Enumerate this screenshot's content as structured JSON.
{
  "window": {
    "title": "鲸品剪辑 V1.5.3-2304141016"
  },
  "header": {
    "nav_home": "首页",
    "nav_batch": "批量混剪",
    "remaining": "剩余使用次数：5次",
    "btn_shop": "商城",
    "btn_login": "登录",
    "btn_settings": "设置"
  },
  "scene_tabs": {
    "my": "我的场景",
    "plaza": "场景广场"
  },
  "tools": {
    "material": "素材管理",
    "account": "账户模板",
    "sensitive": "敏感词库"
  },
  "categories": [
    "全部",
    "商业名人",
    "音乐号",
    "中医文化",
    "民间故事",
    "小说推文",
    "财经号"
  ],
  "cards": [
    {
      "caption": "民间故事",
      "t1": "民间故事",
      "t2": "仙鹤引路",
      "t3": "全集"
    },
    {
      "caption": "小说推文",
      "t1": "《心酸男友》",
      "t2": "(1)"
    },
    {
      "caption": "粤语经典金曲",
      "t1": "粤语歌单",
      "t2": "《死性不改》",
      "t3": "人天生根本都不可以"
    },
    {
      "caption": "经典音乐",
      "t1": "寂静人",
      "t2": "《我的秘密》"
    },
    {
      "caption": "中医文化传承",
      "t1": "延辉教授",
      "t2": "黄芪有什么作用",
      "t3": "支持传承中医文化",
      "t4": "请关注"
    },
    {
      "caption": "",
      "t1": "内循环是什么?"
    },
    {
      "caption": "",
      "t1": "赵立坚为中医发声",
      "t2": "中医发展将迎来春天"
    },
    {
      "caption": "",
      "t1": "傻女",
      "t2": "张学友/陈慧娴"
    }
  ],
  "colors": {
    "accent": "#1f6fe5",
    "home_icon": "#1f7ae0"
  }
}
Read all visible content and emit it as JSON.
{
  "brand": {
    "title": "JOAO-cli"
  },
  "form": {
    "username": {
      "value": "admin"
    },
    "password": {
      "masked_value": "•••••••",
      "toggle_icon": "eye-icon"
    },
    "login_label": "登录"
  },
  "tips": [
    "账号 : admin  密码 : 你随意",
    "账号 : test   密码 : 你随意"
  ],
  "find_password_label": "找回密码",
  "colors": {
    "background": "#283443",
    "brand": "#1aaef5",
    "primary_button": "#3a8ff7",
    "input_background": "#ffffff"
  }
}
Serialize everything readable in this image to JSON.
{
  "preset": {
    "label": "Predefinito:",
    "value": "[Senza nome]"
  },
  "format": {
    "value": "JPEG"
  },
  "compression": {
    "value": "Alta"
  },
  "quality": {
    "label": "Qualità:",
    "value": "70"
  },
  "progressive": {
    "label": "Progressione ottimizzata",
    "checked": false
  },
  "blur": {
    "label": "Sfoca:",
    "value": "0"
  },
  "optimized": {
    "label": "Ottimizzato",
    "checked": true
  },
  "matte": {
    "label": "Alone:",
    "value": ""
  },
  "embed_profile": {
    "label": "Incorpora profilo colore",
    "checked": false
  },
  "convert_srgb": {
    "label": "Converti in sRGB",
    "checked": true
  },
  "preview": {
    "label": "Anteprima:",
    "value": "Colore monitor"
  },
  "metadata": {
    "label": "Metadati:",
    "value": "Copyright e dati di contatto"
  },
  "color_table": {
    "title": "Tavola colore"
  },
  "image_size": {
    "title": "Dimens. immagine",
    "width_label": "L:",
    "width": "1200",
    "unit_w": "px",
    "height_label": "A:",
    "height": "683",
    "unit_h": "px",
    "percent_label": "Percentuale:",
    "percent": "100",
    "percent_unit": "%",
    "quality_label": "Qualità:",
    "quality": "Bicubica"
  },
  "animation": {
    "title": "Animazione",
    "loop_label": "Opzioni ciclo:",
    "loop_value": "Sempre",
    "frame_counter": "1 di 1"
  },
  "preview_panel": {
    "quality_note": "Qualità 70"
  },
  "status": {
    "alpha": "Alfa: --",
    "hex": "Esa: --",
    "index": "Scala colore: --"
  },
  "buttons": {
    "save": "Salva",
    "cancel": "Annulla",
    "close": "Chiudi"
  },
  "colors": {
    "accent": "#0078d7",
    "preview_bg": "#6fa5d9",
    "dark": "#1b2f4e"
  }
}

• _STATED PROBLEM_: Write out the entries in full, exactly as given.

• _EXERCISE SOLUTION_:
Enumerate this screenshot's content as structured JSON.
{
  "window": {
    "title": "鲸品剪辑 V1.5.3-2304141016"
  },
  "header": {
    "nav_home": "首页",
    "nav_batch": "批量混剪",
    "remaining": "剩余使用次数：5次",
    "btn_shop": "商城",
    "btn_login": "登录",
    "btn_settings": "设置"
  },
  "scene_tabs": {
    "my": "我的场景",
    "plaza": "场景广场"
  },
  "tools": {
    "material": "素材管理",
    "account": "账户模板",
    "sensitive": "敏感词库"
  },
  "categories": [
    "全部",
    "商业名人",
    "音乐号",
    "中医文化",
    "民间故事",
    "小说推文",
    "财经号"
  ],
  "cards": [
    {
      "caption": "民间故事",
      "t1": "民间故事",
      "t2": "仙鹤引路",
      "t3": "全集"
    },
    {
      "caption": "小说推文",
      "t1": "《心酸男友》",
      "t2": "(1)"
    },
    {
      "caption": "粤语经典金曲",
      "t1": "粤语歌单",
      "t2": "《死性不改》",
      "t3": "人天生根本都不可以"
    },
    {
      "caption": "经典音乐",
      "t1": "寂静人",
      "t2": "《我的秘密》"
    },
    {
      "caption": "中医文化传承",
      "t1": "延辉教授",
      "t2": "黄芪有什么作用",
      "t3": "支持传承中医文化",
      "t4": "请关注"
    },
    {
      "caption": "",
      "t1": "内循环是什么?"
    },
    {
      "caption": "",
      "t1": "赵立坚为中医发声",
      "t2": "中医发展将迎来春天"
    },
    {
      "caption": "",
      "t1": "傻女",
      "t2": "张学友/陈慧娴"
    }
  ],
  "colors": {
    "accent": "#1f6fe5",
    "home_icon": "#1f7ae0"
  }
}
Read all visible content and emit it as JSON.
{
  "brand": {
    "title": "JOAO-cli"
  },
  "form": {
    "username": {
      "value": "admin"
    },
    "password": {
      "masked_value": "•••••••",
      "toggle_icon": "eye-icon"
    },
    "login_label": "登录"
  },
  "tips": [
    "账号 : admin  密码 : 你随意",
    "账号 : test   密码 : 你随意"
  ],
  "find_password_label": "找回密码",
  "colors": {
    "background": "#283443",
    "brand": "#1aaef5",
    "primary_button": "#3a8ff7",
    "input_background": "#ffffff"
  }
}
Serialize everything readable in this image to JSON.
{
  "preset": {
    "label": "Predefinito:",
    "value": "[Senza nome]"
  },
  "format": {
    "value": "JPEG"
  },
  "compression": {
    "value": "Alta"
  },
  "quality": {
    "label": "Qualità:",
    "value": "70"
  },
  "progressive": {
    "label": "Progressione ottimizzata",
    "checked": false
  },
  "blur": {
    "label": "Sfoca:",
    "value": "0"
  },
  "optimized": {
    "label": "Ottimizzato",
    "checked": true
  },
  "matte": {
    "label": "Alone:",
    "value": ""
  },
  "embed_profile": {
    "label": "Incorpora profilo colore",
    "checked": false
  },
  "convert_srgb": {
    "label": "Converti in sRGB",
    "checked": true
  },
  "preview": {
    "label": "Anteprima:",
    "value": "Colore monitor"
  },
  "metadata": {
    "label": "Metadati:",
    "value": "Copyright e dati di contatto"
  },
  "color_table": {
    "title": "Tavola colore"
  },
  "image_size": {
    "title": "Dimens. immagine",
    "width_label": "L:",
    "width": "1200",
    "unit_w": "px",
    "height_label": "A:",
    "height": "683",
    "unit_h": "px",
    "percent_label": "Percentuale:",
    "percent": "100",
    "percent_unit": "%",
    "quality_label": "Qualità:",
    "quality": "Bicubica"
  },
  "animation": {
    "title": "Animazione",
    "loop_label": "Opzioni ciclo:",
    "loop_value": "Sempre",
    "frame_counter": "1 di 1"
  },
  "preview_panel": {
    "quality_note": "Qualità 70"
  },
  "status": {
    "alpha": "Alfa: --",
    "hex": "Esa: --",
    "index": "Scala colore: --"
  },
  "buttons": {
    "save": "Salva",
    "cancel": "Annulla",
    "close": "Chiudi"
  },
  "colors": {
    "accent": "#0078d7",
    "preview_bg": "#6fa5d9",
    "dark": "#1b2f4e"
  }
}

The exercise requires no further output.